● **Your goal**
Which lines hold the word "every"? Copy each one.

Stored data entries:
__________

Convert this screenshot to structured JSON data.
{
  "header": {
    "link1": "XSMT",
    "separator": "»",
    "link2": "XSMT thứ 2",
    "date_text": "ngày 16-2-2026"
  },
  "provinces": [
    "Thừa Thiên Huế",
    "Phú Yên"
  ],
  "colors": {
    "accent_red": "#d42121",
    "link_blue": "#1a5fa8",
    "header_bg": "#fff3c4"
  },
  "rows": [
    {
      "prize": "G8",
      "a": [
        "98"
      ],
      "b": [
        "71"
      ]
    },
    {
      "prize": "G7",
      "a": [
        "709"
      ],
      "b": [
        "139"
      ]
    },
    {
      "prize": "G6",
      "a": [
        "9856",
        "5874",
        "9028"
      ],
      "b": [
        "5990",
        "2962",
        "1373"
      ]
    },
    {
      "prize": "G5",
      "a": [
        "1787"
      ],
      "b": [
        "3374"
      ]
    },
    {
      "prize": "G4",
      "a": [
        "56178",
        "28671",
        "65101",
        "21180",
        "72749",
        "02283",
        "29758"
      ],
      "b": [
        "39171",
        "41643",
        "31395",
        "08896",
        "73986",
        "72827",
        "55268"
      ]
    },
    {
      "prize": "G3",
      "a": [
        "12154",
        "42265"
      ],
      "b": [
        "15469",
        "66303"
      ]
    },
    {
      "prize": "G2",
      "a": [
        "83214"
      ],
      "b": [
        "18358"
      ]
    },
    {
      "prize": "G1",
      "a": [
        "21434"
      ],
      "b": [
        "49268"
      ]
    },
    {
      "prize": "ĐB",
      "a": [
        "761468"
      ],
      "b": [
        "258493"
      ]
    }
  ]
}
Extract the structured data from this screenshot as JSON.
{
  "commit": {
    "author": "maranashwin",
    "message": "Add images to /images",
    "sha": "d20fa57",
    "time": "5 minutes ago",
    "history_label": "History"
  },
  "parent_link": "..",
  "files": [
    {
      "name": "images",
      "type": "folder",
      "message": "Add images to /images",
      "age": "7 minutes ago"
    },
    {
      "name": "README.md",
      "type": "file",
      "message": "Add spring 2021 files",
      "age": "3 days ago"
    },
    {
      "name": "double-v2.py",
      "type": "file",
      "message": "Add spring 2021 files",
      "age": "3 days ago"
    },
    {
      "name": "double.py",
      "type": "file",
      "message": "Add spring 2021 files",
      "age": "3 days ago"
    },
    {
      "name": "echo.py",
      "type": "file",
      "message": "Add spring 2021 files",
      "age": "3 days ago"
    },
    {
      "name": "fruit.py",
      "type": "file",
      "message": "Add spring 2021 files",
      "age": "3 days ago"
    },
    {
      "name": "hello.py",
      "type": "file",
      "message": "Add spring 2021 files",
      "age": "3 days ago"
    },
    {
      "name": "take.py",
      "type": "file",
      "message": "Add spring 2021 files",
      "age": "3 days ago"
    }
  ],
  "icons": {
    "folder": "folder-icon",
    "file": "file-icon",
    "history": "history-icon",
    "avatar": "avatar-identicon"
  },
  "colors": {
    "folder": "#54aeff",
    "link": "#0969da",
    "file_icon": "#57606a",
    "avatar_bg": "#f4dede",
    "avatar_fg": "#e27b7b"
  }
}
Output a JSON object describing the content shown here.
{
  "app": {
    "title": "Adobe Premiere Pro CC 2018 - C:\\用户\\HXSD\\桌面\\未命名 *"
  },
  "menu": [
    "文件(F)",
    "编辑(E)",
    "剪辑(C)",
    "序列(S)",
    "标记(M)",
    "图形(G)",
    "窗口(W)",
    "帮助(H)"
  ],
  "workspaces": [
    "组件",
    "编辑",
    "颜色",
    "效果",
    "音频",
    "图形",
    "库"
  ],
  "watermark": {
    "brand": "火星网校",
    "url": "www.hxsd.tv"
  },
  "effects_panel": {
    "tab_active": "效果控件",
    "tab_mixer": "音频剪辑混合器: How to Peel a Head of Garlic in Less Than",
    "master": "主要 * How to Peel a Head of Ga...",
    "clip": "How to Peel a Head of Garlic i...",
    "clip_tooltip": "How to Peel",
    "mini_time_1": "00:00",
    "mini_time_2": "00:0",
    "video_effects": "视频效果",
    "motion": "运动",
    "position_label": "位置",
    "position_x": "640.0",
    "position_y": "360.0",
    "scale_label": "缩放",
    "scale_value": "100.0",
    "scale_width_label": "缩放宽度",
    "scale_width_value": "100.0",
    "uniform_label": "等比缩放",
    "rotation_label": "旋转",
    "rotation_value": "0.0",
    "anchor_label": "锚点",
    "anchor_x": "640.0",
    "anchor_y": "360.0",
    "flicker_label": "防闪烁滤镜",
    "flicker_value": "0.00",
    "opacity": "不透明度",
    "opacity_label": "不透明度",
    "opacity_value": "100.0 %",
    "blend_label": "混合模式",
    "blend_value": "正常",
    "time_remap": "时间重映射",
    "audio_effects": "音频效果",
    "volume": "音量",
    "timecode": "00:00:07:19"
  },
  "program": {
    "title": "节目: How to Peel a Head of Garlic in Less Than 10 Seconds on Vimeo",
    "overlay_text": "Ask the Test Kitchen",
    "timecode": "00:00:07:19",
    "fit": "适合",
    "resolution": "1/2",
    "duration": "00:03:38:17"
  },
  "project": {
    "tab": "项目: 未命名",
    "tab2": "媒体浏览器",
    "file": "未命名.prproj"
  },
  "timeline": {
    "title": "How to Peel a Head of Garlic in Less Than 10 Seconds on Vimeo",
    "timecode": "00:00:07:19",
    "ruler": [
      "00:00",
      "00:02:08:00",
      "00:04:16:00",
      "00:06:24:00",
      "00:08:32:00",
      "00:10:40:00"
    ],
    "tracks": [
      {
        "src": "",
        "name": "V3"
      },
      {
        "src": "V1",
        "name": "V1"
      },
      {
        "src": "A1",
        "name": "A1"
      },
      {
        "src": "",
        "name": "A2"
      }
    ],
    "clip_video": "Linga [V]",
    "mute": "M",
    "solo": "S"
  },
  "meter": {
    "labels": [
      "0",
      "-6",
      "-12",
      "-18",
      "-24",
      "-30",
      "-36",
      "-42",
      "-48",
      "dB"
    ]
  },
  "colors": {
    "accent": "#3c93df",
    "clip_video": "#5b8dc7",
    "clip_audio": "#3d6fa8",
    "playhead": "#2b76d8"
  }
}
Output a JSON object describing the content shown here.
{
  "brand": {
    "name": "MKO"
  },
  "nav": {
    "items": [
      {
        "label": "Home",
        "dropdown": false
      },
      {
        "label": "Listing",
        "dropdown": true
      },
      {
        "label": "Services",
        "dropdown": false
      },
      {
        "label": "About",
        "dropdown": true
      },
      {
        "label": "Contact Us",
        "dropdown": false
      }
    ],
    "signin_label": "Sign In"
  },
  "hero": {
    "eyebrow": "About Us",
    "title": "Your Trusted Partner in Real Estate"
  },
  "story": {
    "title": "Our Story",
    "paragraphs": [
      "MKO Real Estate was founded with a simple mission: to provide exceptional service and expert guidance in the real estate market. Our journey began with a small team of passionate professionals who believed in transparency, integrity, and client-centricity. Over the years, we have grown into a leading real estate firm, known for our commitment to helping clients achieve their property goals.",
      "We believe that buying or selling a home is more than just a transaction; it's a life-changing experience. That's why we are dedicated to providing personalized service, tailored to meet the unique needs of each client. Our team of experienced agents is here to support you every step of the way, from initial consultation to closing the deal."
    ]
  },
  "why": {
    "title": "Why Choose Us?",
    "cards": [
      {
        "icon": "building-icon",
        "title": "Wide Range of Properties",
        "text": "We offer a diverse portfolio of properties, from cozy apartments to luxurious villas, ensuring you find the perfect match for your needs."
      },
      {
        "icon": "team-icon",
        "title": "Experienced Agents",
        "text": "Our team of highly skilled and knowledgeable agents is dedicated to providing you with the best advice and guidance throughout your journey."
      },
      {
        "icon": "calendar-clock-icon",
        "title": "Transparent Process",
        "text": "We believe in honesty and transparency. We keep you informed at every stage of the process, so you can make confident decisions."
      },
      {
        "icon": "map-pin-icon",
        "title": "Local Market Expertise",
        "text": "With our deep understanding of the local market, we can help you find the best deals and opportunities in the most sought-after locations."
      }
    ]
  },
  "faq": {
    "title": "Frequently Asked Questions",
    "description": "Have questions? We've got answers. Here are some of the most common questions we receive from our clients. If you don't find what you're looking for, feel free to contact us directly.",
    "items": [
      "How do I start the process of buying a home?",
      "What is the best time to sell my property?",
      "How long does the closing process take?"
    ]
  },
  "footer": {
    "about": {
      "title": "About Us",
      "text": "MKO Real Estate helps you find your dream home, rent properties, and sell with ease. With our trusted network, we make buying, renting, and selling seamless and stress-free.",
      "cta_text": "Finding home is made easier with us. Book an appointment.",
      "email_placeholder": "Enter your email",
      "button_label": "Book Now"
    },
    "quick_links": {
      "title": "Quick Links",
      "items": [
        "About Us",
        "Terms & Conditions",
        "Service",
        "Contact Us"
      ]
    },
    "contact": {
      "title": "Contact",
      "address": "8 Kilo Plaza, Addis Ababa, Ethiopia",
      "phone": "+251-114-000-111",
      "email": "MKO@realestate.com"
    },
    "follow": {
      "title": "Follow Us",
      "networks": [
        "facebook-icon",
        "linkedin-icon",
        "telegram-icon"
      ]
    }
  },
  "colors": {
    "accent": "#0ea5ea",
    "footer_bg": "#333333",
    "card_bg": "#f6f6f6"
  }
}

__________

● **Solution to the problem**
      "We believe that buying or selling a home is more than just a transaction; it's a life-changing experience. That's why we are dedicated to providing personalized service, tailored to meet the unique needs of each client. Our team of experienced agents is here to support you every step of the way, from initial consultation to closing the deal."
        "text": "We believe in honesty and transparency. We keep you informed at every stage of the process, so you can make confident decisions."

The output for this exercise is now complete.